== Data for the task ==
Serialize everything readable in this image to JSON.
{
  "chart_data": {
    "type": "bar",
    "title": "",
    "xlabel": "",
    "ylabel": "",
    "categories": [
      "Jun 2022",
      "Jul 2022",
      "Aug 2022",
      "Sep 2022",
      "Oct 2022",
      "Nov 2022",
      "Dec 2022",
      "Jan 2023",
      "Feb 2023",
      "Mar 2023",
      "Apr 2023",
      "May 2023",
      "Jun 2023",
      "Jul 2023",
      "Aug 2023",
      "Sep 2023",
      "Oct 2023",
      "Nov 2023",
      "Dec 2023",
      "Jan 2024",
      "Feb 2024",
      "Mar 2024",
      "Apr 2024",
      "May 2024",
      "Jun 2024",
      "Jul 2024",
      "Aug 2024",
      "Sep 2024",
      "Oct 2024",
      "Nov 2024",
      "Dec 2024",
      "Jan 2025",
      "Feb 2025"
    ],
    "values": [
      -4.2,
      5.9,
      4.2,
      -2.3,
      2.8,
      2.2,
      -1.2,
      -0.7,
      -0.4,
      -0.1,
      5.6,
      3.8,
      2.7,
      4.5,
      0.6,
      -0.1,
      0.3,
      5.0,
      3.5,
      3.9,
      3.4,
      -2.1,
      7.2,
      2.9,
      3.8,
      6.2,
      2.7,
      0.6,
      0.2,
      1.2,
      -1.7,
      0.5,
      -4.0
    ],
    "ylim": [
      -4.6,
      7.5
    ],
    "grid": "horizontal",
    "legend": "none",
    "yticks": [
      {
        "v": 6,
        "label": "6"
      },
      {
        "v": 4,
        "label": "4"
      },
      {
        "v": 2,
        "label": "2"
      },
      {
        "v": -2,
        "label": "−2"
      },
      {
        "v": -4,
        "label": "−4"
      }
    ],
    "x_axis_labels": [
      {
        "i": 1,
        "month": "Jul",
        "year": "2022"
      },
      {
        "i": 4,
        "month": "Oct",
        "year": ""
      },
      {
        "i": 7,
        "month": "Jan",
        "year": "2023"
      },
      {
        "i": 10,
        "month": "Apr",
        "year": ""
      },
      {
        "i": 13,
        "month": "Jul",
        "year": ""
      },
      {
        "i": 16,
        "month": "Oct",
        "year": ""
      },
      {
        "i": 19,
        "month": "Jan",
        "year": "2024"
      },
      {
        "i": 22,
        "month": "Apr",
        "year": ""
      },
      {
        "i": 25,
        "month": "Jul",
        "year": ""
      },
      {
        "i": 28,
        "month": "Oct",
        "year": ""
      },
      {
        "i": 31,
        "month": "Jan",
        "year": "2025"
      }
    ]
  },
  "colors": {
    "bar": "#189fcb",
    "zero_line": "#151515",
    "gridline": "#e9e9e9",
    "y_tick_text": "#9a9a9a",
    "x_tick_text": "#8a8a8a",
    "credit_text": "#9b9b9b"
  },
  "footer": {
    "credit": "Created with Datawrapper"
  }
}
===
== Data for the task ==
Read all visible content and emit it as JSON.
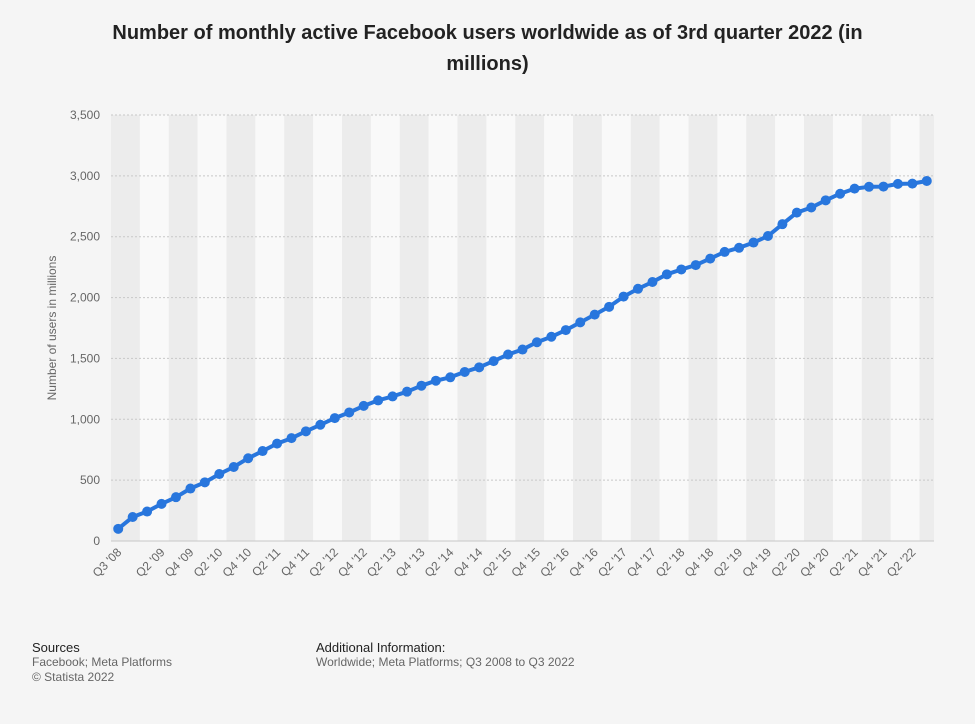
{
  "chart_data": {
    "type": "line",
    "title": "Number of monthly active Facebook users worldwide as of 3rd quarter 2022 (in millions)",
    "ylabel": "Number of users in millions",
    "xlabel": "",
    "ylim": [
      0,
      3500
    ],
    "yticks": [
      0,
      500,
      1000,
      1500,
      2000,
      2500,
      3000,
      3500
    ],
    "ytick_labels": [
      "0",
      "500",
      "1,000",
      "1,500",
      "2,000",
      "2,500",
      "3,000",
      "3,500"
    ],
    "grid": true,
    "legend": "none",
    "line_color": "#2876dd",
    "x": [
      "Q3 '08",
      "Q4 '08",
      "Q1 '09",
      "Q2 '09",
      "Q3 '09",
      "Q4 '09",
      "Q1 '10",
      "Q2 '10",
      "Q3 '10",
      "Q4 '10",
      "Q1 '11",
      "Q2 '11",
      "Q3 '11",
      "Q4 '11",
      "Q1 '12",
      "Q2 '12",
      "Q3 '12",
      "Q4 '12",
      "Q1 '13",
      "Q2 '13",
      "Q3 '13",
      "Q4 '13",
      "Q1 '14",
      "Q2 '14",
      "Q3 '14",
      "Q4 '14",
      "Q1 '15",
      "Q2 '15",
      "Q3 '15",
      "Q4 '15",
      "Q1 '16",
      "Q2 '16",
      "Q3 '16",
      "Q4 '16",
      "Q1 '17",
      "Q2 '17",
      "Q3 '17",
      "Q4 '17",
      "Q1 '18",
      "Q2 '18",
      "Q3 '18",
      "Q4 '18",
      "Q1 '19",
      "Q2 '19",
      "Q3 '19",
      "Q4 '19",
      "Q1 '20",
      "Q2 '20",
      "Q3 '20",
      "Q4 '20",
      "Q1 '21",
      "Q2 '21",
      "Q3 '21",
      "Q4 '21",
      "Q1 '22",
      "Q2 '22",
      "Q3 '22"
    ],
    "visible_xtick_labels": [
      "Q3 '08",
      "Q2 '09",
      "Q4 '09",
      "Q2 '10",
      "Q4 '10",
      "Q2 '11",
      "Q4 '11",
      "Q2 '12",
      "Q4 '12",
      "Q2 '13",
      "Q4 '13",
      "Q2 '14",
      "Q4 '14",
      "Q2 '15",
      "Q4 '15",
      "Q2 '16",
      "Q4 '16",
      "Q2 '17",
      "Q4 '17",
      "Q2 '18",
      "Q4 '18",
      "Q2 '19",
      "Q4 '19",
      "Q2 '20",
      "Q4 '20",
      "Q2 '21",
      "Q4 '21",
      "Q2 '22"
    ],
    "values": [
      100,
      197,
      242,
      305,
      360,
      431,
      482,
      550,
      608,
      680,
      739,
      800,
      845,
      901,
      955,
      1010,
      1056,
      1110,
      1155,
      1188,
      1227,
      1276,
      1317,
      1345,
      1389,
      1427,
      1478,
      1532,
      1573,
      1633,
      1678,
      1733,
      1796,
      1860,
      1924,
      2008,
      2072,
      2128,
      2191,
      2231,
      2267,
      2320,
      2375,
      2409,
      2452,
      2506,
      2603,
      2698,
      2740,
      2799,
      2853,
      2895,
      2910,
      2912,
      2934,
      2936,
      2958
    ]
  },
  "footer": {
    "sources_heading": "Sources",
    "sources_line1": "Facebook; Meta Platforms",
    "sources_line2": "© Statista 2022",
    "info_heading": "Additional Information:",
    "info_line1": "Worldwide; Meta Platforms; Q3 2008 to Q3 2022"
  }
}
===
== Data for the task ==
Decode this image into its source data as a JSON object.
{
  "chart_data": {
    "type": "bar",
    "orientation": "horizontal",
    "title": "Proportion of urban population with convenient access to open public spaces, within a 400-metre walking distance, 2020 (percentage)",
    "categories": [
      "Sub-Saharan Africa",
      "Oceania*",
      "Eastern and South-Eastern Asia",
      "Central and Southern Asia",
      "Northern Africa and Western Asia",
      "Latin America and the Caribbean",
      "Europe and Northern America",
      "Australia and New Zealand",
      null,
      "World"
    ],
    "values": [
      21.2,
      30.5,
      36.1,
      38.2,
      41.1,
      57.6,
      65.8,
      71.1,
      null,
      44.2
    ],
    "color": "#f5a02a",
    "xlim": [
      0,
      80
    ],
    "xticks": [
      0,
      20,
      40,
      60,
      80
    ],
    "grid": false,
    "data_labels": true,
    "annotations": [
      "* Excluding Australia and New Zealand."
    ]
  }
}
===
▶ [Short task]:
Check each line of the entries for the string "title". Copy the lines that have it.

▶ [Solution to this exercise]:
    "title": "",
    "title": "Number of monthly active Facebook users worldwide as of 3rd quarter 2022 (in millions)",
    "title": "Proportion of urban population with convenient access to open public spaces, within a 400-metre walking distance, 2020 (percentage)",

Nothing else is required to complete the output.